Les 18, 19 et 20 octobre 1974, Georges Perec, attablé à un café, place Saint-Sulpice, scrute la vie et son mode d’emploi. Il tente d’épuiser un lieu parisien, une espèce d’espace vaguement rectangulaire de 105 m de long sur 80 m de large.
Il note les choses et les êtres.
Il note les autobus, leurs numéros, leurs destinations, leurs passages, il note les cars de touristes, les cars de police, les taxis, les voitures, les fourgonnettes, les camionnettes, les camions de livraisons, les motos, les motocyclettes, les vélomoteurs, les vélosolex, les vélos, une charrette à bras, un triporteur, une ambulance, une dépanneuse, une bétonneuse, un fourgon mortuaire, il note « un vieil homme avec sa demi-baguette… une dame avec un paquet de gâteaux en forme de pyramide… une femme en veste de laine, hilare… une petite fille un cartable sur les épaules… les pigeons qui, avec un magnifique ensemble, font le tour de la place et reviennent se poser sur la gouttière de la mairie… une jeune fille qui mange la moitié d’un palmier… des oranges dans un filet… une femme qui timbre trois lettres et les dépose dans la boîte aux lettres… un homme avec un journal… un camion « Que sais-je ? » : « La collection « Que sais-je » a réponse à tout »… des gens qui lisent en marchant, il y en a peu, mais il y en a… un enfant qui fait glisser un modèle réduit de voiture sur la vitre du café (petit bruit)… un bébé dans un landau qui ressemble à un oiseau : yeux bleus, fixes, prodigieusement intéressés par ce qu’il découvre… un petit garçon qui traverse en veillant à ne marcher que sur les clous… un homme à béret genre curé… un papa poussant poussette… un homme qui vient de garer sa voiture et la regarde comme s’il ne la reconnaissait pas… une petite fille, encadrée par ses parents, qui pleure… un groupe d’enfants qui joue au ballon devant l’église… un homme qui marche le nez en l’air, suivi d’un autre qui regarde par terre…un chien qui court, queue en l’air, en reniflant le sol… des gens des gens des voitures… le crépuscule… les lampadaires qui s’allument progressivement… les ombres indistinctes… les cloches qui se mettent à sonner… », il note, il note.
++++
Poursuivez le texte sur Georges Perec place Saint-Sulpice en reprenant là où il s'arrête. Les entrées constituent un matériau indépendant du texte.
++++
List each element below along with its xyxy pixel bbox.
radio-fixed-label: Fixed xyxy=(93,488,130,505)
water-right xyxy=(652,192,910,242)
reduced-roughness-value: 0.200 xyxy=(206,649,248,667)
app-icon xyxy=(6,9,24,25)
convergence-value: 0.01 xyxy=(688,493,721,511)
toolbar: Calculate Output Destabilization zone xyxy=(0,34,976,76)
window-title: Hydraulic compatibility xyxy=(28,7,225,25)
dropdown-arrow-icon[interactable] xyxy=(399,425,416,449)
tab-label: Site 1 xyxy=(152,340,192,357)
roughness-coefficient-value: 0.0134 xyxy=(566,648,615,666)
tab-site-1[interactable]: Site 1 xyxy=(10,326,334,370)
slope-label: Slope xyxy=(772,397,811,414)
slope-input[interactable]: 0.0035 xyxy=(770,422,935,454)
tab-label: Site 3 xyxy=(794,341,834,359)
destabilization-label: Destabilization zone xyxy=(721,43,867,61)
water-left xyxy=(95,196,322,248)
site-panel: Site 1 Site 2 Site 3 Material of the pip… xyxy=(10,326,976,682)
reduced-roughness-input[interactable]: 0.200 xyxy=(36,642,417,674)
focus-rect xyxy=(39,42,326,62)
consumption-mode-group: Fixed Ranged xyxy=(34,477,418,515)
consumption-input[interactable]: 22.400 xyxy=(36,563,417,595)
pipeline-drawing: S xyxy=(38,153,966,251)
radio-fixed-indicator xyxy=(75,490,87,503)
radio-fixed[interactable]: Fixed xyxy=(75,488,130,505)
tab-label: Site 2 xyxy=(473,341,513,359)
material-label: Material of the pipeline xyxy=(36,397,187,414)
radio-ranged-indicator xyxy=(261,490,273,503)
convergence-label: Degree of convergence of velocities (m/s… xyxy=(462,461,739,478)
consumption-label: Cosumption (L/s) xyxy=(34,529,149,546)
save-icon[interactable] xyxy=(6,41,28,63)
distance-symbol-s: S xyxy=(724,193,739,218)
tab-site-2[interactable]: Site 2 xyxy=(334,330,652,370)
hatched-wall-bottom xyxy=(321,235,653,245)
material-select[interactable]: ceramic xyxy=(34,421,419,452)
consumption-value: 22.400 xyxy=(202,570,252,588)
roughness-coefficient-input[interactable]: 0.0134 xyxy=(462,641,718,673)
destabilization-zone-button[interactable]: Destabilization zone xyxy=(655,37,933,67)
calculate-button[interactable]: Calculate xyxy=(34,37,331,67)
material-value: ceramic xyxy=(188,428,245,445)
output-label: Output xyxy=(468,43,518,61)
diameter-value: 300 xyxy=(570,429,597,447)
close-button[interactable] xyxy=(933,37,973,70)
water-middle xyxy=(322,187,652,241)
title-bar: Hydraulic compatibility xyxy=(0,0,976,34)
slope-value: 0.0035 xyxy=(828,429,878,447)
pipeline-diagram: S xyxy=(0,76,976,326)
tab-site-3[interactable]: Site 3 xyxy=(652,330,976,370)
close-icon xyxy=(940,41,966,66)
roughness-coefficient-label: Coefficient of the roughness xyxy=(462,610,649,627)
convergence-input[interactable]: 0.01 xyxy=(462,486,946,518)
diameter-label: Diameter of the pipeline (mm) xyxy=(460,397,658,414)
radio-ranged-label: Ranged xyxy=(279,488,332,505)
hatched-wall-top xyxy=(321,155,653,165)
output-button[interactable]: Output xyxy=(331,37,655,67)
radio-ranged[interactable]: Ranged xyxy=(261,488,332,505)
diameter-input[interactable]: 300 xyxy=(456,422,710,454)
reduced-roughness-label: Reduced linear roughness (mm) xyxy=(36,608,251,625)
++++
### RÉPONSE CI-DESSOUS
Quarante-trois ans plus tard, les 18, 19, 20 0ctobre 2017, dans une ville lointaine, aux souvenirs d’enfance, place des Minimes (une petite place vaguement rectangulaire), attablé à la terrasse d’un faux vieux café, identique à ceux qui se sont multipliés aux alentours de l’ex-rue Vilin, où vécut gamin Georges Perec, à côté d’un retraité remplissant sa grille de mots croisés, je regarde de tous mes yeux, je regarde.

Je me plonge dans l’infra-ordinaire qui m’entoure, j’observe le beau présent, mon regard perecrine, je me dis que je pourrais prendre des notes, que c’est une des choses qu’il faudrait tout de même que je fasse un jour.

Tentative © Christine Marcandier

Toujours « des autobus, des taxis, des voitures particulières, des camions, des camionnettes, des vélos, des vélomoteurs, des vespas, des motos, des élégantes, des vieux-beaux, des vieux couples, des bandes d’enfants, des gens à sacs, à sacoches, à chiens, à parapluies, à bedaines, des vieilles peaux, des vieux cons, des jeunes cons, des flâneurs, des livreurs, des renfrognés, des discoureurs ».
Des disparitions cependant : les deux-chevaux, les D.S., les triporteurs des postes, les bonnes sœurs, les gens à pipes.
Beaucoup plus de vélos.
Passe justement une maman pédalant sur le sien, avec un enfant à l’arrière (à ma droite, au fond d’une cour, j’aperçois un vélo chromé, qui attend).
Passent des collégiens qui glissent sur leurs planches.
Passent des nuages.
Passe, what a man ! , un homme au port altier, l’air très content de lui.
Passe une foule d’hommes, de femmes, de jeunes gens, de jeunes filles (certaines tenant fièrement leur mobile devant elles, comme un trophée de condottière), d’adolescents, d’adolescentes, le téléphone portable à la main, écouteurs dans les oreilles, parlant parfois seul dans leur appareil, les yeux fixes.
Tiens, une revenante !, la maman à vélo, maintenant à pied, elle longe la clôture de l’église, contourne le banc où un homme dort, entre dans une boutique obscure.
A intervalles réguliers, sur le terre-plein, les pigeons s’envolent tous en même temps.
Encore des gens des gens des voitures.
La lumière commence à décroître.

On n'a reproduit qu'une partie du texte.